╭──

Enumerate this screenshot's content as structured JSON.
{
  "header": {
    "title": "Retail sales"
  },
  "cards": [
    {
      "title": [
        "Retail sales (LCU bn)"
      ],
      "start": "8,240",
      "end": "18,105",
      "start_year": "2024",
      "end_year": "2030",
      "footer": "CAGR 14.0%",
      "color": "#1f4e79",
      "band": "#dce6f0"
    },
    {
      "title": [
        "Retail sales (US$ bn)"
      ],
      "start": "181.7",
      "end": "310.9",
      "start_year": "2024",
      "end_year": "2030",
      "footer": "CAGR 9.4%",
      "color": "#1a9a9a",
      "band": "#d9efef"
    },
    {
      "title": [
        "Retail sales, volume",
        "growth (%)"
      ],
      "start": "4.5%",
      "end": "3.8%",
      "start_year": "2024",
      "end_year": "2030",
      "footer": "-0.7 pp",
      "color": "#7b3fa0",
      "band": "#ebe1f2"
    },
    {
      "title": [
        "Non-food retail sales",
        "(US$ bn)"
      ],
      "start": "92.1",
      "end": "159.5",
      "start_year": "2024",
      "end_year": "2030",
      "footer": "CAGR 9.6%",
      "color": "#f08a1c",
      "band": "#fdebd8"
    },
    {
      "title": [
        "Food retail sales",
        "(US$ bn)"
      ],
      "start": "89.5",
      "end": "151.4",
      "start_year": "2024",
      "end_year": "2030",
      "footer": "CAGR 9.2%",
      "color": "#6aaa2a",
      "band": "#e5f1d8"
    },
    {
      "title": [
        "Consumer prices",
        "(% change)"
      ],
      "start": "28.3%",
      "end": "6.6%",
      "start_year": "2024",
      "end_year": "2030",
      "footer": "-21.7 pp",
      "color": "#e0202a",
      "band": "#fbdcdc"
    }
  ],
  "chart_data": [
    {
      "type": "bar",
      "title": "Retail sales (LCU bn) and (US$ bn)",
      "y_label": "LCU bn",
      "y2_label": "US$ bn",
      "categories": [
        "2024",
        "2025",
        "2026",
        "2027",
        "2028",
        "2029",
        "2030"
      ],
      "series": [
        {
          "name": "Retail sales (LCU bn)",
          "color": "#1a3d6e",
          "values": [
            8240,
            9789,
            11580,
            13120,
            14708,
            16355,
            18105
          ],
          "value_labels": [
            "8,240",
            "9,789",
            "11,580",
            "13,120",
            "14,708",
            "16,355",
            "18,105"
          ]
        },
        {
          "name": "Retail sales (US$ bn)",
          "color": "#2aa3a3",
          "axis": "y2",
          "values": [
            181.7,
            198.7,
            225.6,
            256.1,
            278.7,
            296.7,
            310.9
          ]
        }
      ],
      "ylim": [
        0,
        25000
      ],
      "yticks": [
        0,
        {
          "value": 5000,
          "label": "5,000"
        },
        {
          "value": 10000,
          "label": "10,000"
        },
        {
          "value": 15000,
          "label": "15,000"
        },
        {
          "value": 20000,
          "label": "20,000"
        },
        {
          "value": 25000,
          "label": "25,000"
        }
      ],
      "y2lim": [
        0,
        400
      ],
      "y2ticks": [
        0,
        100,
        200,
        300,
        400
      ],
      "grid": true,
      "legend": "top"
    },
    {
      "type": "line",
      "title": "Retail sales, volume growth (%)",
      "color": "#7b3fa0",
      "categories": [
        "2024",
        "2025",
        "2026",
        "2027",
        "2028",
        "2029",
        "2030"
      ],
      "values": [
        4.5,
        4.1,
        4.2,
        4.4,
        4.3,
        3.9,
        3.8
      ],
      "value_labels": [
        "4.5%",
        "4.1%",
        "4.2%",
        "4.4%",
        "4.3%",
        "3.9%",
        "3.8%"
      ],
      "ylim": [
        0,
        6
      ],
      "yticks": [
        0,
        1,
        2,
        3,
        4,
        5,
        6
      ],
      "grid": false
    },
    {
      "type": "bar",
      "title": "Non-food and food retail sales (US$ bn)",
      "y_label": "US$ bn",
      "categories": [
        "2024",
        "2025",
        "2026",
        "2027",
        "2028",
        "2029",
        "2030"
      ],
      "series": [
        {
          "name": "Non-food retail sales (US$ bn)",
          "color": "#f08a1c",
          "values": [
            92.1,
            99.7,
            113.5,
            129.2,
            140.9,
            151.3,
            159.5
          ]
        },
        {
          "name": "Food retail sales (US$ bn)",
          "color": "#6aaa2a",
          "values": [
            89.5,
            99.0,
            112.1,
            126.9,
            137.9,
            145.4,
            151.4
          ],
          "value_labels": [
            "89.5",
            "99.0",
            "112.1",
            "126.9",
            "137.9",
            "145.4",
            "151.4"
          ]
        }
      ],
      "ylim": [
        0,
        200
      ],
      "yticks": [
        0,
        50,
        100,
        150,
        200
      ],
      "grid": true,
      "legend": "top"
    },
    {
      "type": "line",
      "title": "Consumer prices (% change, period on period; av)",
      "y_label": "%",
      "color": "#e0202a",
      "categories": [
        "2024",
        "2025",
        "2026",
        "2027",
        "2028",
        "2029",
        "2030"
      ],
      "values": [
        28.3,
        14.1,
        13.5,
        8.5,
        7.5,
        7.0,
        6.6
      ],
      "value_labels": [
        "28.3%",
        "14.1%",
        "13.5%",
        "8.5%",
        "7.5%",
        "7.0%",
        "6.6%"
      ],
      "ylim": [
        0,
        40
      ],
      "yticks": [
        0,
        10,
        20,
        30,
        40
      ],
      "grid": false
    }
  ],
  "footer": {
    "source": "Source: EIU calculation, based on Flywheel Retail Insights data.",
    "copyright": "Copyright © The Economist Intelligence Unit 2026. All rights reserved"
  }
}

╰──

* _GIVEN EXERCISE_: Write out the listing once more, matching it exactly.

* _EXERCISE ANSWER_:
Enumerate this screenshot's content as structured JSON.
{
  "header": {
    "title": "Retail sales"
  },
  "cards": [
    {
      "title": [
        "Retail sales (LCU bn)"
      ],
      "start": "8,240",
      "end": "18,105",
      "start_year": "2024",
      "end_year": "2030",
      "footer": "CAGR 14.0%",
      "color": "#1f4e79",
      "band": "#dce6f0"
    },
    {
      "title": [
        "Retail sales (US$ bn)"
      ],
      "start": "181.7",
      "end": "310.9",
      "start_year": "2024",
      "end_year": "2030",
      "footer": "CAGR 9.4%",
      "color": "#1a9a9a",
      "band": "#d9efef"
    },
    {
      "title": [
        "Retail sales, volume",
        "growth (%)"
      ],
      "start": "4.5%",
      "end": "3.8%",
      "start_year": "2024",
      "end_year": "2030",
      "footer": "-0.7 pp",
      "color": "#7b3fa0",
      "band": "#ebe1f2"
    },
    {
      "title": [
        "Non-food retail sales",
        "(US$ bn)"
      ],
      "start": "92.1",
      "end": "159.5",
      "start_year": "2024",
      "end_year": "2030",
      "footer": "CAGR 9.6%",
      "color": "#f08a1c",
      "band": "#fdebd8"
    },
    {
      "title": [
        "Food retail sales",
        "(US$ bn)"
      ],
      "start": "89.5",
      "end": "151.4",
      "start_year": "2024",
      "end_year": "2030",
      "footer": "CAGR 9.2%",
      "color": "#6aaa2a",
      "band": "#e5f1d8"
    },
    {
      "title": [
        "Consumer prices",
        "(% change)"
      ],
      "start": "28.3%",
      "end": "6.6%",
      "start_year": "2024",
      "end_year": "2030",
      "footer": "-21.7 pp",
      "color": "#e0202a",
      "band": "#fbdcdc"
    }
  ],
  "chart_data": [
    {
      "type": "bar",
      "title": "Retail sales (LCU bn) and (US$ bn)",
      "y_label": "LCU bn",
      "y2_label": "US$ bn",
      "categories": [
        "2024",
        "2025",
        "2026",
        "2027",
        "2028",
        "2029",
        "2030"
      ],
      "series": [
        {
          "name": "Retail sales (LCU bn)",
          "color": "#1a3d6e",
          "values": [
            8240,
            9789,
            11580,
            13120,
            14708,
            16355,
            18105
          ],
          "value_labels": [
            "8,240",
            "9,789",
            "11,580",
            "13,120",
            "14,708",
            "16,355",
            "18,105"
          ]
        },
        {
          "name": "Retail sales (US$ bn)",
          "color": "#2aa3a3",
          "axis": "y2",
          "values": [
            181.7,
            198.7,
            225.6,
            256.1,
            278.7,
            296.7,
            310.9
          ]
        }
      ],
      "ylim": [
        0,
        25000
      ],
      "yticks": [
        0,
        {
          "value": 5000,
          "label": "5,000"
        },
        {
          "value": 10000,
          "label": "10,000"
        },
        {
          "value": 15000,
          "label": "15,000"
        },
        {
          "value": 20000,
          "label": "20,000"
        },
        {
          "value": 25000,
          "label": "25,000"
        }
      ],
      "y2lim": [
        0,
        400
      ],
      "y2ticks": [
        0,
        100,
        200,
        300,
        400
      ],
      "grid": true,
      "legend": "top"
    },
    {
      "type": "line",
      "title": "Retail sales, volume growth (%)",
      "color": "#7b3fa0",
      "categories": [
        "2024",
        "2025",
        "2026",
        "2027",
        "2028",
        "2029",
        "2030"
      ],
      "values": [
        4.5,
        4.1,
        4.2,
        4.4,
        4.3,
        3.9,
        3.8
      ],
      "value_labels": [
        "4.5%",
        "4.1%",
        "4.2%",
        "4.4%",
        "4.3%",
        "3.9%",
        "3.8%"
      ],
      "ylim": [
        0,
        6
      ],
      "yticks": [
        0,
        1,
        2,
        3,
        4,
        5,
        6
      ],
      "grid": false
    },
    {
      "type": "bar",
      "title": "Non-food and food retail sales (US$ bn)",
      "y_label": "US$ bn",
      "categories": [
        "2024",
        "2025",
        "2026",
        "2027",
        "2028",
        "2029",
        "2030"
      ],
      "series": [
        {
          "name": "Non-food retail sales (US$ bn)",
          "color": "#f08a1c",
          "values": [
            92.1,
            99.7,
            113.5,
            129.2,
            140.9,
            151.3,
            159.5
          ]
        },
        {
          "name": "Food retail sales (US$ bn)",
          "color": "#6aaa2a",
          "values": [
            89.5,
            99.0,
            112.1,
            126.9,
            137.9,
            145.4,
            151.4
          ],
          "value_labels": [
            "89.5",
            "99.0",
            "112.1",
            "126.9",
            "137.9",
            "145.4",
            "151.4"
          ]
        }
      ],
      "ylim": [
        0,
        200
      ],
      "yticks": [
        0,
        50,
        100,
        150,
        200
      ],
      "grid": true,
      "legend": "top"
    },
    {
      "type": "line",
      "title": "Consumer prices (% change, period on period; av)",
      "y_label": "%",
      "color": "#e0202a",
      "categories": [
        "2024",
        "2025",
        "2026",
        "2027",
        "2028",
        "2029",
        "2030"
      ],
      "values": [
        28.3,
        14.1,
        13.5,
        8.5,
        7.5,
        7.0,
        6.6
      ],
      "value_labels": [
        "28.3%",
        "14.1%",
        "13.5%",
        "8.5%",
        "7.5%",
        "7.0%",
        "6.6%"
      ],
      "ylim": [
        0,
        40
      ],
      "yticks": [
        0,
        10,
        20,
        30,
        40
      ],
      "grid": false
    }
  ],
  "footer": {
    "source": "Source: EIU calculation, based on Flywheel Retail Insights data.",
    "copyright": "Copyright © The Economist Intelligence Unit 2026. All rights reserved"
  }
}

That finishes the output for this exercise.